AIM OF THE TASK
Copy out the entries below precisely; nothing is to be omitted.
#### MATERIALS PROVIDED
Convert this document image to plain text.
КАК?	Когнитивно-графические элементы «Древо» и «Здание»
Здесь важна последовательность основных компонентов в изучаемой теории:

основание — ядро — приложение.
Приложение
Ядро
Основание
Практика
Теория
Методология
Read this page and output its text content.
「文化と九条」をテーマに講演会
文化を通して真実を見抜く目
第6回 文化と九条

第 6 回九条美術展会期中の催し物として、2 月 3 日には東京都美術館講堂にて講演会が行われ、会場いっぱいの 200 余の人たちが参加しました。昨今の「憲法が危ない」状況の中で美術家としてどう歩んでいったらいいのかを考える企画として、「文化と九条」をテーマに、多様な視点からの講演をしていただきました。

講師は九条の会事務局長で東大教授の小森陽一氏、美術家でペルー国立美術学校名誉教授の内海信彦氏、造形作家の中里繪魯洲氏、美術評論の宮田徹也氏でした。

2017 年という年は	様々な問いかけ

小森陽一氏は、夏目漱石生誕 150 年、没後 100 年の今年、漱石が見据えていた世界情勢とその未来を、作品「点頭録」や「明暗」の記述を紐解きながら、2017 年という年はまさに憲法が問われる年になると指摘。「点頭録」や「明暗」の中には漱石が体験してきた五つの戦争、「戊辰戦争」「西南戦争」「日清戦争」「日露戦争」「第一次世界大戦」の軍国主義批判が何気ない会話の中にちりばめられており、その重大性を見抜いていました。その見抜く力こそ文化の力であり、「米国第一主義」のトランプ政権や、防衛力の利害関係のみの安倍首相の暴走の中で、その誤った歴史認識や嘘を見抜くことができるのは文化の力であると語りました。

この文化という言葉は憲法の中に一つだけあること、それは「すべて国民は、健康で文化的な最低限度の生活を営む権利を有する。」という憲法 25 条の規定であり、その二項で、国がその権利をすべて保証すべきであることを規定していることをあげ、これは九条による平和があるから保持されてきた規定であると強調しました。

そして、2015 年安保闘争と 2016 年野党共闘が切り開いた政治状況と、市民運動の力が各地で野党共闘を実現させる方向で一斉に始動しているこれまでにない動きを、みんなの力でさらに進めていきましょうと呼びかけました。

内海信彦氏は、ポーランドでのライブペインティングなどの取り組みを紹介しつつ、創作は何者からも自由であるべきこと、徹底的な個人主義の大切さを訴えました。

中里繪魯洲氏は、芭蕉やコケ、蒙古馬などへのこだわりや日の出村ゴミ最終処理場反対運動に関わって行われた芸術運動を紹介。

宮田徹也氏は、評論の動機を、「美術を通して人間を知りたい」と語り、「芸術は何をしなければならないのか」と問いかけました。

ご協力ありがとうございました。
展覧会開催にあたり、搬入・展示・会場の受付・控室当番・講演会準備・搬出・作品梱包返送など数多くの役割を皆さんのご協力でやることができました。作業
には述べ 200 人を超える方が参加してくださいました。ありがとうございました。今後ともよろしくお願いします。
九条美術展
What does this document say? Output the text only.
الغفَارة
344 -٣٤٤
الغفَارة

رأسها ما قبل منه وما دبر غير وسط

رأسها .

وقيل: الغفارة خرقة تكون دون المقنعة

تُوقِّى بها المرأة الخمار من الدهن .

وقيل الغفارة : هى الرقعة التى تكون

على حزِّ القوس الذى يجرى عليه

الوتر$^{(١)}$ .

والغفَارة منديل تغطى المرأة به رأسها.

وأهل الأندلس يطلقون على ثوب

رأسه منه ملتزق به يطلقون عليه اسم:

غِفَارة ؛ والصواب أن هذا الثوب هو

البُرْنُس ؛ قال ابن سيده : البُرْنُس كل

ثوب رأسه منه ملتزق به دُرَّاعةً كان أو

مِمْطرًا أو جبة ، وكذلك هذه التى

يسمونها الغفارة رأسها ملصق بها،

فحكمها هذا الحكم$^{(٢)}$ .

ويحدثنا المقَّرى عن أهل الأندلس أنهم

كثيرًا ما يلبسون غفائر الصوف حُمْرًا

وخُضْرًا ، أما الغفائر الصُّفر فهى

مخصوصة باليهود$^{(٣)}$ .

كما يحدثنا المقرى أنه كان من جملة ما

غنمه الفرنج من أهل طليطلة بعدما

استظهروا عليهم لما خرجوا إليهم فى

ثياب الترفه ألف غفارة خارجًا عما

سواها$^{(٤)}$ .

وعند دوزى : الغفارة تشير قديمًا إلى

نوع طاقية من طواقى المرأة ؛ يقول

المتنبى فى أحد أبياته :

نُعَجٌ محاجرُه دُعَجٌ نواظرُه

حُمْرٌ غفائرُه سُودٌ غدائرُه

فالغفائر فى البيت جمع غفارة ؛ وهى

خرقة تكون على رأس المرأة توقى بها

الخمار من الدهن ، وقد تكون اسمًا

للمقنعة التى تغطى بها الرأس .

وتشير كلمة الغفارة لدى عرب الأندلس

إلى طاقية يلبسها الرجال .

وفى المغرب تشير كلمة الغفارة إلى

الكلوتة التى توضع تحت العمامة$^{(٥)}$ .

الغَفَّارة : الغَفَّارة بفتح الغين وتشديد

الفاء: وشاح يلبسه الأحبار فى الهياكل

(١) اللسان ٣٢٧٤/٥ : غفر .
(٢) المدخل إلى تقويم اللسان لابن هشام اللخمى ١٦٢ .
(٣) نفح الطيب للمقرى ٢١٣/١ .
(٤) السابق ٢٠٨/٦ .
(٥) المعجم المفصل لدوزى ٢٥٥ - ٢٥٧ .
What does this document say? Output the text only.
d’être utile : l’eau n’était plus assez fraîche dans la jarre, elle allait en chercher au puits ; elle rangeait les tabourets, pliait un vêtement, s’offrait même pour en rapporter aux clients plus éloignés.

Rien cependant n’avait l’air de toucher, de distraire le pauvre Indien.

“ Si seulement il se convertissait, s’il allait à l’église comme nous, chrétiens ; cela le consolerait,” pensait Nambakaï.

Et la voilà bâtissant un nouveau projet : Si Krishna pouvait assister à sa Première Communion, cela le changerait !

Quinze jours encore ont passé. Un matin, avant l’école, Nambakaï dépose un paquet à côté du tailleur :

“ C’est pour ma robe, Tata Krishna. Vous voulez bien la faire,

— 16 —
########
TASK SOLUTION
Convert this document image to plain text.
КАК?	Когнитивно-графические элементы «Древо» и «Здание»
Здесь важна последовательность основных компонентов в изучаемой теории:

основание — ядро — приложение.
Приложение
Ядро
Основание
Практика
Теория
Методология
Read this page and output its text content.
「文化と九条」をテーマに講演会
文化を通して真実を見抜く目
第6回 文化と九条

第 6 回九条美術展会期中の催し物として、2 月 3 日には東京都美術館講堂にて講演会が行われ、会場いっぱいの 200 余の人たちが参加しました。昨今の「憲法が危ない」状況の中で美術家としてどう歩んでいったらいいのかを考える企画として、「文化と九条」をテーマに、多様な視点からの講演をしていただきました。

講師は九条の会事務局長で東大教授の小森陽一氏、美術家でペルー国立美術学校名誉教授の内海信彦氏、造形作家の中里繪魯洲氏、美術評論の宮田徹也氏でした。

2017 年という年は	様々な問いかけ

小森陽一氏は、夏目漱石生誕 150 年、没後 100 年の今年、漱石が見据えていた世界情勢とその未来を、作品「点頭録」や「明暗」の記述を紐解きながら、2017 年という年はまさに憲法が問われる年になると指摘。「点頭録」や「明暗」の中には漱石が体験してきた五つの戦争、「戊辰戦争」「西南戦争」「日清戦争」「日露戦争」「第一次世界大戦」の軍国主義批判が何気ない会話の中にちりばめられており、その重大性を見抜いていました。その見抜く力こそ文化の力であり、「米国第一主義」のトランプ政権や、防衛力の利害関係のみの安倍首相の暴走の中で、その誤った歴史認識や嘘を見抜くことができるのは文化の力であると語りました。

この文化という言葉は憲法の中に一つだけあること、それは「すべて国民は、健康で文化的な最低限度の生活を営む権利を有する。」という憲法 25 条の規定であり、その二項で、国がその権利をすべて保証すべきであることを規定していることをあげ、これは九条による平和があるから保持されてきた規定であると強調しました。

そして、2015 年安保闘争と 2016 年野党共闘が切り開いた政治状況と、市民運動の力が各地で野党共闘を実現させる方向で一斉に始動しているこれまでにない動きを、みんなの力でさらに進めていきましょうと呼びかけました。

内海信彦氏は、ポーランドでのライブペインティングなどの取り組みを紹介しつつ、創作は何者からも自由であるべきこと、徹底的な個人主義の大切さを訴えました。

中里繪魯洲氏は、芭蕉やコケ、蒙古馬などへのこだわりや日の出村ゴミ最終処理場反対運動に関わって行われた芸術運動を紹介。

宮田徹也氏は、評論の動機を、「美術を通して人間を知りたい」と語り、「芸術は何をしなければならないのか」と問いかけました。

ご協力ありがとうございました。
展覧会開催にあたり、搬入・展示・会場の受付・控室当番・講演会準備・搬出・作品梱包返送など数多くの役割を皆さんのご協力でやることができました。作業
には述べ 200 人を超える方が参加してくださいました。ありがとうございました。今後ともよろしくお願いします。
九条美術展
What does this document say? Output the text only.
الغفَارة
344 -٣٤٤
الغفَارة

رأسها ما قبل منه وما دبر غير وسط

رأسها .

وقيل: الغفارة خرقة تكون دون المقنعة

تُوقِّى بها المرأة الخمار من الدهن .

وقيل الغفارة : هى الرقعة التى تكون

على حزِّ القوس الذى يجرى عليه

الوتر$^{(١)}$ .

والغفَارة منديل تغطى المرأة به رأسها.

وأهل الأندلس يطلقون على ثوب

رأسه منه ملتزق به يطلقون عليه اسم:

غِفَارة ؛ والصواب أن هذا الثوب هو

البُرْنُس ؛ قال ابن سيده : البُرْنُس كل

ثوب رأسه منه ملتزق به دُرَّاعةً كان أو

مِمْطرًا أو جبة ، وكذلك هذه التى

يسمونها الغفارة رأسها ملصق بها،

فحكمها هذا الحكم$^{(٢)}$ .

ويحدثنا المقَّرى عن أهل الأندلس أنهم

كثيرًا ما يلبسون غفائر الصوف حُمْرًا

وخُضْرًا ، أما الغفائر الصُّفر فهى

مخصوصة باليهود$^{(٣)}$ .

كما يحدثنا المقرى أنه كان من جملة ما

غنمه الفرنج من أهل طليطلة بعدما

استظهروا عليهم لما خرجوا إليهم فى

ثياب الترفه ألف غفارة خارجًا عما

سواها$^{(٤)}$ .

وعند دوزى : الغفارة تشير قديمًا إلى

نوع طاقية من طواقى المرأة ؛ يقول

المتنبى فى أحد أبياته :

نُعَجٌ محاجرُه دُعَجٌ نواظرُه

حُمْرٌ غفائرُه سُودٌ غدائرُه

فالغفائر فى البيت جمع غفارة ؛ وهى

خرقة تكون على رأس المرأة توقى بها

الخمار من الدهن ، وقد تكون اسمًا

للمقنعة التى تغطى بها الرأس .

وتشير كلمة الغفارة لدى عرب الأندلس

إلى طاقية يلبسها الرجال .

وفى المغرب تشير كلمة الغفارة إلى

الكلوتة التى توضع تحت العمامة$^{(٥)}$ .

الغَفَّارة : الغَفَّارة بفتح الغين وتشديد

الفاء: وشاح يلبسه الأحبار فى الهياكل

(١) اللسان ٣٢٧٤/٥ : غفر .
(٢) المدخل إلى تقويم اللسان لابن هشام اللخمى ١٦٢ .
(٣) نفح الطيب للمقرى ٢١٣/١ .
(٤) السابق ٢٠٨/٦ .
(٥) المعجم المفصل لدوزى ٢٥٥ - ٢٥٧ .
What does this document say? Output the text only.
d’être utile : l’eau n’était plus assez fraîche dans la jarre, elle allait en chercher au puits ; elle rangeait les tabourets, pliait un vêtement, s’offrait même pour en rapporter aux clients plus éloignés.

Rien cependant n’avait l’air de toucher, de distraire le pauvre Indien.

“ Si seulement il se convertissait, s’il allait à l’église comme nous, chrétiens ; cela le consolerait,” pensait Nambakaï.

Et la voilà bâtissant un nouveau projet : Si Krishna pouvait assister à sa Première Communion, cela le changerait !

Quinze jours encore ont passé. Un matin, avant l’école, Nambakaï dépose un paquet à côté du tailleur :

“ C’est pour ma robe, Tata Krishna. Vous voulez bien la faire,

— 16 —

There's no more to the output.